### Tasks to perform
A. Quote the extract on cognitive science research from "But in the absence" to "judgement call possible.".
B. Translate this sentence from the extract on cognitive science research into Spanish: "Research will never have all the answers — nor should we expect it to."

### Extract provided

--- START ---

These are some of the questions that we’d like to see research find answers to — and we’re sure you have even more.
But in the absence of a definitive answer, we shouldn’t stop using these techniques. Teachers are experts in their domain and know their students best, and we should trust our colleagues with their professional judgement. Chances are we will never get a final and indisputable answer on most of these, but we can marry what we do know with our professional experience to make the best judgement call possible.
Cognitive science is the research of how students think, learn and acquire knowledge. As this is precisely the goal of education with students, the research in this area is of great importance. It really matters. It is not intended to replace teacher judgement, but rather to inform it.
As a profession, we have been plagued by fads and gimmicks, wasting precious time, effort and money. At a time when we are short of all three, it is imperative that we use research to ensure we help our students learn as effectively and efficiently as possible.
Research will never have all the answers — nor should we expect it to. But it can help us develop best bets, principles, or guidelines. We should keep demanding that researchers explore these difficult but important questions. If they do, then cognitive science can continue to really help us all develop our practice, and make better informed decisions.

--- END ---

Page layout parsing data:
--- START ---

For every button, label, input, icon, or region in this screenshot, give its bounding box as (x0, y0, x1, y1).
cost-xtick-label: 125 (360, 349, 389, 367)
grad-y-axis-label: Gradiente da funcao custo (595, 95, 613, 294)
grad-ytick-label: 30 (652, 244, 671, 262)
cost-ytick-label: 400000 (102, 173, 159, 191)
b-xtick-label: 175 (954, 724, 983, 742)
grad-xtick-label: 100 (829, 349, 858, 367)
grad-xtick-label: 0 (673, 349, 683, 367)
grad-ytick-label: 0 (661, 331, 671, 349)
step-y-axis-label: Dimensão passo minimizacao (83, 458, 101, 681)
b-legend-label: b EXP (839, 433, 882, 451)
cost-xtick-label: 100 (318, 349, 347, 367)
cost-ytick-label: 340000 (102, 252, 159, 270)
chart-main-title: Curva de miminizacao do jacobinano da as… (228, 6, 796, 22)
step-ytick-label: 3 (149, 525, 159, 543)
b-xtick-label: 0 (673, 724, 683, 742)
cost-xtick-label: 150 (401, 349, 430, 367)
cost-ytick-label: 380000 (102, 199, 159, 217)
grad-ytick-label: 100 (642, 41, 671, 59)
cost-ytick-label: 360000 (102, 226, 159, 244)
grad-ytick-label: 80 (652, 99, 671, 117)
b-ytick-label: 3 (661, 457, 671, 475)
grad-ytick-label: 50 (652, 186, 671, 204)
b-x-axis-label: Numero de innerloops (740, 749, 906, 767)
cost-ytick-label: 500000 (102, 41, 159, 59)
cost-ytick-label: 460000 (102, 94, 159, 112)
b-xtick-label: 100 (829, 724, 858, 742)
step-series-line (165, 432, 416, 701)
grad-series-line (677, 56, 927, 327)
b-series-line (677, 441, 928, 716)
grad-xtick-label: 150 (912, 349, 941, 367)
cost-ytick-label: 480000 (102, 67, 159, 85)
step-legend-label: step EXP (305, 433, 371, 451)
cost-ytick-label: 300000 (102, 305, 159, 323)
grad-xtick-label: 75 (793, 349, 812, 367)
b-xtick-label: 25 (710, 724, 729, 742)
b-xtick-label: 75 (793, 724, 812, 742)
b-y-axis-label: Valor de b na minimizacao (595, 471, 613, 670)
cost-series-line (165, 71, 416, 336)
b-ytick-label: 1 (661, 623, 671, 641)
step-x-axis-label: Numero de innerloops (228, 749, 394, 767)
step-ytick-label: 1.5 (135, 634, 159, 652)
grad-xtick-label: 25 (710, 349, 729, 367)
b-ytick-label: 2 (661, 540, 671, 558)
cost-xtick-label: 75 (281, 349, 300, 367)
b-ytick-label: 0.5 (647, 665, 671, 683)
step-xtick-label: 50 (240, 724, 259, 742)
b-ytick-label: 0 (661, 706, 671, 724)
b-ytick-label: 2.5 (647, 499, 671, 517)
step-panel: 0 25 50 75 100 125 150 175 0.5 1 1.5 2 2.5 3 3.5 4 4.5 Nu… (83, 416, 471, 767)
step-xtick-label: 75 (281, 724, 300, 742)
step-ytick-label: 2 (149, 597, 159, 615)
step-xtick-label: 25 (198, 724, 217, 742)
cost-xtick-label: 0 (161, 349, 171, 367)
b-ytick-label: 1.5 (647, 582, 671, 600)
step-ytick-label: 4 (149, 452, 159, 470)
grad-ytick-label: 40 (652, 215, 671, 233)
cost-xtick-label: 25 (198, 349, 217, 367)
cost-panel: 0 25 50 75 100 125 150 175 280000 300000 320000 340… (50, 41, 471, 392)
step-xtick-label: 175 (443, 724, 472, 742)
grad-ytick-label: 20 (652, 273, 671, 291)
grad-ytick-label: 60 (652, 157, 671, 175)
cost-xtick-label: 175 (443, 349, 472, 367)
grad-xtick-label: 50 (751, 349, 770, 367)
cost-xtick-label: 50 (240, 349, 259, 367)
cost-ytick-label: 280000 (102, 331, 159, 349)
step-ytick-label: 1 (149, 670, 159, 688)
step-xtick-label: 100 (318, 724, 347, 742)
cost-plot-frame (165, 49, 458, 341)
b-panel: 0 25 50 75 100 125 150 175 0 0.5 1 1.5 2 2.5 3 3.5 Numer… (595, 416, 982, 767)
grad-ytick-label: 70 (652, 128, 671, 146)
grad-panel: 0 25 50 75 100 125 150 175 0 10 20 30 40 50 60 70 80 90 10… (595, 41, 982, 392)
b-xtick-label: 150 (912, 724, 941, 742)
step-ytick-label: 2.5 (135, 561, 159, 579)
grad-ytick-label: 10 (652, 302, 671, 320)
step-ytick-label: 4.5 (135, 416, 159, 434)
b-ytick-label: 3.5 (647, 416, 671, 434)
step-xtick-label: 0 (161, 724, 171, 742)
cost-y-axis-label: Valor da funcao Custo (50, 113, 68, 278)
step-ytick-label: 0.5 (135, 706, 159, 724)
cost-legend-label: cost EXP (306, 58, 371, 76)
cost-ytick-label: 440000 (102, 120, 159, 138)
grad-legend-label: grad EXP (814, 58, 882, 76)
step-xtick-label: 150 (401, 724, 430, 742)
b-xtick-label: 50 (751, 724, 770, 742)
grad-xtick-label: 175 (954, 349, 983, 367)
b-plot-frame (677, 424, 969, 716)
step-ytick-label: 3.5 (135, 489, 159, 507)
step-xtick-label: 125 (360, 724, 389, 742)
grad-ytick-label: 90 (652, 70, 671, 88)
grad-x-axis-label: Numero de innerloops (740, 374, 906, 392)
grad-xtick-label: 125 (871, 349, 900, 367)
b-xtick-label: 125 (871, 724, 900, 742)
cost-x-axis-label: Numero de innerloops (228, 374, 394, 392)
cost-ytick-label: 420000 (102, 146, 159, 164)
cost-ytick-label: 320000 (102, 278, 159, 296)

--- END ---

### Solution list
A.
But in the absence of a definitive answer, we shouldn’t stop using these techniques. Teachers are experts in their domain and know their students best, and we should trust our colleagues with their professional judgement. Chances are we will never get a final and indisputable answer on most of these, but we can marry what we do know with our professional experience to make the best judgement call possible.

B. La investigación nunca tendrá todas las respuestas, ni deberíamos esperar que las tenga.